Print each line of the listing once more, precisely as given.

__________

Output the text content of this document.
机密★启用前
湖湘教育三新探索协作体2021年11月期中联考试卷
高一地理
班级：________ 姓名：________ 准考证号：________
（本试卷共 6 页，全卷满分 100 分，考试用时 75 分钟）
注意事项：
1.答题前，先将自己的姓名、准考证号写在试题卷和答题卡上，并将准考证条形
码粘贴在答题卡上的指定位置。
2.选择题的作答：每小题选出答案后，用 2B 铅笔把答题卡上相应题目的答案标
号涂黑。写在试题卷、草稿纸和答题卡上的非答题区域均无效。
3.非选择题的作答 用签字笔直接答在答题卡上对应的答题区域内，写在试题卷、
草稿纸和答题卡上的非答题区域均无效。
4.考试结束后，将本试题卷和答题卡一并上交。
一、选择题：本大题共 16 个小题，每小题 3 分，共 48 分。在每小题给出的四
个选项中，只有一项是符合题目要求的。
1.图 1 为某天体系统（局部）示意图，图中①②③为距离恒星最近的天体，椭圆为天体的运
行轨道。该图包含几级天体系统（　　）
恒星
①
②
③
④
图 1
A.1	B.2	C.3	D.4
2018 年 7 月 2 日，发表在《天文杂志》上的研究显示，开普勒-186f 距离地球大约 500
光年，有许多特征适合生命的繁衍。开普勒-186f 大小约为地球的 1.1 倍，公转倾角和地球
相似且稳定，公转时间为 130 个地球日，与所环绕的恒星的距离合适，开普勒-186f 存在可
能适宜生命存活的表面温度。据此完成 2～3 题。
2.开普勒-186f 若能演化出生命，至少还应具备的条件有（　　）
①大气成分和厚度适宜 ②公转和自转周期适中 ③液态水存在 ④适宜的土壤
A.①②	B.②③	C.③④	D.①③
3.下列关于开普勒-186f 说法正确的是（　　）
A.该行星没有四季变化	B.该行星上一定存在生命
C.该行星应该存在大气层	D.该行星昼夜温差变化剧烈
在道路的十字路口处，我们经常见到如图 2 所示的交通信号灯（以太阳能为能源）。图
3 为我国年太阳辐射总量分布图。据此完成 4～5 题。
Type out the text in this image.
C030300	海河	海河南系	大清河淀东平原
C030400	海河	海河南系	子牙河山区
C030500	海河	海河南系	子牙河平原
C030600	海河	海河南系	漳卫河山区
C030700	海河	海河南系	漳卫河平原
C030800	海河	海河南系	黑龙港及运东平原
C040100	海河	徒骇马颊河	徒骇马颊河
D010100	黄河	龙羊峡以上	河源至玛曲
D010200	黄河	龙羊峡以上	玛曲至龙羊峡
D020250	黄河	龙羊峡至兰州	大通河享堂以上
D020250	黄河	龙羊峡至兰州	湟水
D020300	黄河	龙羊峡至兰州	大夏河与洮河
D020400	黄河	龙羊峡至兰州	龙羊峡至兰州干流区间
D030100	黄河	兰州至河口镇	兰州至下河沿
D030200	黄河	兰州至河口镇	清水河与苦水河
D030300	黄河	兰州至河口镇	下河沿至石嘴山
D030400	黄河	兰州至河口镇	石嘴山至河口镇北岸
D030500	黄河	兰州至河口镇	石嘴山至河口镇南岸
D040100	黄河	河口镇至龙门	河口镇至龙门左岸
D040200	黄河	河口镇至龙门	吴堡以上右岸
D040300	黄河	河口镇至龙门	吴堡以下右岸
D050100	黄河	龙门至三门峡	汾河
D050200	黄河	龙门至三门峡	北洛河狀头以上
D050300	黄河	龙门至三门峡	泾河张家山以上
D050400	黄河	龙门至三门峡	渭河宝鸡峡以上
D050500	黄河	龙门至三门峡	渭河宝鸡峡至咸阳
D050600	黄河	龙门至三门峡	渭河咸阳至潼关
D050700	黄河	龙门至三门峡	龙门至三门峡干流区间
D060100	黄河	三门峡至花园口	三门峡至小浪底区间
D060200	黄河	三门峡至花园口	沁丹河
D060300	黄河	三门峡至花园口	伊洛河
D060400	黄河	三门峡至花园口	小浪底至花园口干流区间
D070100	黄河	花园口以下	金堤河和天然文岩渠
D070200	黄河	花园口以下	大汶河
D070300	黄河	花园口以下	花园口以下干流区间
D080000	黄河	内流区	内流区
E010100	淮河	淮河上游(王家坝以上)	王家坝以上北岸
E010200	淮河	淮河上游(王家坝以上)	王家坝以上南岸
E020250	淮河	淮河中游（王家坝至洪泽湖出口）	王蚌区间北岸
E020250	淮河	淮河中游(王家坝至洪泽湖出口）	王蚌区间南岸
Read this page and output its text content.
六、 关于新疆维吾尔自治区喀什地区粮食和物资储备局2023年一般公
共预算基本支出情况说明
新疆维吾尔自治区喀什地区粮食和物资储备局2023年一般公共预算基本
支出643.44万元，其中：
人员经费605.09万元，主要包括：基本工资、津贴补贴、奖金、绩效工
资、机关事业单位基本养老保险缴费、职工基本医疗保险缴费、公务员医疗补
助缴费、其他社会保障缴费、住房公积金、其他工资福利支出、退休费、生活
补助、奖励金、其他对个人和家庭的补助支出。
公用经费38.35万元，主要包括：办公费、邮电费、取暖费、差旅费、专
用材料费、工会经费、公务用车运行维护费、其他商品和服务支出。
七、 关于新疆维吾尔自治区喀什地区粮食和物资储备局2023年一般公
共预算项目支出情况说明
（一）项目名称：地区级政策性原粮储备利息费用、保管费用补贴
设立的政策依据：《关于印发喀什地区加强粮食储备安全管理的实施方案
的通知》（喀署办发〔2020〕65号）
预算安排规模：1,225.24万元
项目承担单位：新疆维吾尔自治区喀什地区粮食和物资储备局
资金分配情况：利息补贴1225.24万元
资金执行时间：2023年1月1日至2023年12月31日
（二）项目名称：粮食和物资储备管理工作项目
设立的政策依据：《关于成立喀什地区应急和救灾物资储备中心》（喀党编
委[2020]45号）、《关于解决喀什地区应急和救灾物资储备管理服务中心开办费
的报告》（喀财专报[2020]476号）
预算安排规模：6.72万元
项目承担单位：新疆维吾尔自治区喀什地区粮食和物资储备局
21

__________

*TASK RESPONSE:*
Output the text content of this document.
机密★启用前
湖湘教育三新探索协作体2021年11月期中联考试卷
高一地理
班级：________ 姓名：________ 准考证号：________
（本试卷共 6 页，全卷满分 100 分，考试用时 75 分钟）
注意事项：
1.答题前，先将自己的姓名、准考证号写在试题卷和答题卡上，并将准考证条形
码粘贴在答题卡上的指定位置。
2.选择题的作答：每小题选出答案后，用 2B 铅笔把答题卡上相应题目的答案标
号涂黑。写在试题卷、草稿纸和答题卡上的非答题区域均无效。
3.非选择题的作答 用签字笔直接答在答题卡上对应的答题区域内，写在试题卷、
草稿纸和答题卡上的非答题区域均无效。
4.考试结束后，将本试题卷和答题卡一并上交。
一、选择题：本大题共 16 个小题，每小题 3 分，共 48 分。在每小题给出的四
个选项中，只有一项是符合题目要求的。
1.图 1 为某天体系统（局部）示意图，图中①②③为距离恒星最近的天体，椭圆为天体的运
行轨道。该图包含几级天体系统（　　）
恒星
①
②
③
④
图 1
A.1	B.2	C.3	D.4
2018 年 7 月 2 日，发表在《天文杂志》上的研究显示，开普勒-186f 距离地球大约 500
光年，有许多特征适合生命的繁衍。开普勒-186f 大小约为地球的 1.1 倍，公转倾角和地球
相似且稳定，公转时间为 130 个地球日，与所环绕的恒星的距离合适，开普勒-186f 存在可
能适宜生命存活的表面温度。据此完成 2～3 题。
2.开普勒-186f 若能演化出生命，至少还应具备的条件有（　　）
①大气成分和厚度适宜 ②公转和自转周期适中 ③液态水存在 ④适宜的土壤
A.①②	B.②③	C.③④	D.①③
3.下列关于开普勒-186f 说法正确的是（　　）
A.该行星没有四季变化	B.该行星上一定存在生命
C.该行星应该存在大气层	D.该行星昼夜温差变化剧烈
在道路的十字路口处，我们经常见到如图 2 所示的交通信号灯（以太阳能为能源）。图
3 为我国年太阳辐射总量分布图。据此完成 4～5 题。
Type out the text in this image.
C030300	海河	海河南系	大清河淀东平原
C030400	海河	海河南系	子牙河山区
C030500	海河	海河南系	子牙河平原
C030600	海河	海河南系	漳卫河山区
C030700	海河	海河南系	漳卫河平原
C030800	海河	海河南系	黑龙港及运东平原
C040100	海河	徒骇马颊河	徒骇马颊河
D010100	黄河	龙羊峡以上	河源至玛曲
D010200	黄河	龙羊峡以上	玛曲至龙羊峡
D020250	黄河	龙羊峡至兰州	大通河享堂以上
D020250	黄河	龙羊峡至兰州	湟水
D020300	黄河	龙羊峡至兰州	大夏河与洮河
D020400	黄河	龙羊峡至兰州	龙羊峡至兰州干流区间
D030100	黄河	兰州至河口镇	兰州至下河沿
D030200	黄河	兰州至河口镇	清水河与苦水河
D030300	黄河	兰州至河口镇	下河沿至石嘴山
D030400	黄河	兰州至河口镇	石嘴山至河口镇北岸
D030500	黄河	兰州至河口镇	石嘴山至河口镇南岸
D040100	黄河	河口镇至龙门	河口镇至龙门左岸
D040200	黄河	河口镇至龙门	吴堡以上右岸
D040300	黄河	河口镇至龙门	吴堡以下右岸
D050100	黄河	龙门至三门峡	汾河
D050200	黄河	龙门至三门峡	北洛河狀头以上
D050300	黄河	龙门至三门峡	泾河张家山以上
D050400	黄河	龙门至三门峡	渭河宝鸡峡以上
D050500	黄河	龙门至三门峡	渭河宝鸡峡至咸阳
D050600	黄河	龙门至三门峡	渭河咸阳至潼关
D050700	黄河	龙门至三门峡	龙门至三门峡干流区间
D060100	黄河	三门峡至花园口	三门峡至小浪底区间
D060200	黄河	三门峡至花园口	沁丹河
D060300	黄河	三门峡至花园口	伊洛河
D060400	黄河	三门峡至花园口	小浪底至花园口干流区间
D070100	黄河	花园口以下	金堤河和天然文岩渠
D070200	黄河	花园口以下	大汶河
D070300	黄河	花园口以下	花园口以下干流区间
D080000	黄河	内流区	内流区
E010100	淮河	淮河上游(王家坝以上)	王家坝以上北岸
E010200	淮河	淮河上游(王家坝以上)	王家坝以上南岸
E020250	淮河	淮河中游（王家坝至洪泽湖出口）	王蚌区间北岸
E020250	淮河	淮河中游(王家坝至洪泽湖出口）	王蚌区间南岸
Read this page and output its text content.
六、 关于新疆维吾尔自治区喀什地区粮食和物资储备局2023年一般公
共预算基本支出情况说明
新疆维吾尔自治区喀什地区粮食和物资储备局2023年一般公共预算基本
支出643.44万元，其中：
人员经费605.09万元，主要包括：基本工资、津贴补贴、奖金、绩效工
资、机关事业单位基本养老保险缴费、职工基本医疗保险缴费、公务员医疗补
助缴费、其他社会保障缴费、住房公积金、其他工资福利支出、退休费、生活
补助、奖励金、其他对个人和家庭的补助支出。
公用经费38.35万元，主要包括：办公费、邮电费、取暖费、差旅费、专
用材料费、工会经费、公务用车运行维护费、其他商品和服务支出。
七、 关于新疆维吾尔自治区喀什地区粮食和物资储备局2023年一般公
共预算项目支出情况说明
（一）项目名称：地区级政策性原粮储备利息费用、保管费用补贴
设立的政策依据：《关于印发喀什地区加强粮食储备安全管理的实施方案
的通知》（喀署办发〔2020〕65号）
预算安排规模：1,225.24万元
项目承担单位：新疆维吾尔自治区喀什地区粮食和物资储备局
资金分配情况：利息补贴1225.24万元
资金执行时间：2023年1月1日至2023年12月31日
（二）项目名称：粮食和物资储备管理工作项目
设立的政策依据：《关于成立喀什地区应急和救灾物资储备中心》（喀党编
委[2020]45号）、《关于解决喀什地区应急和救灾物资储备管理服务中心开办费
的报告》（喀财专报[2020]476号）
预算安排规模：6.72万元
项目承担单位：新疆维吾尔自治区喀什地区粮食和物资储备局
21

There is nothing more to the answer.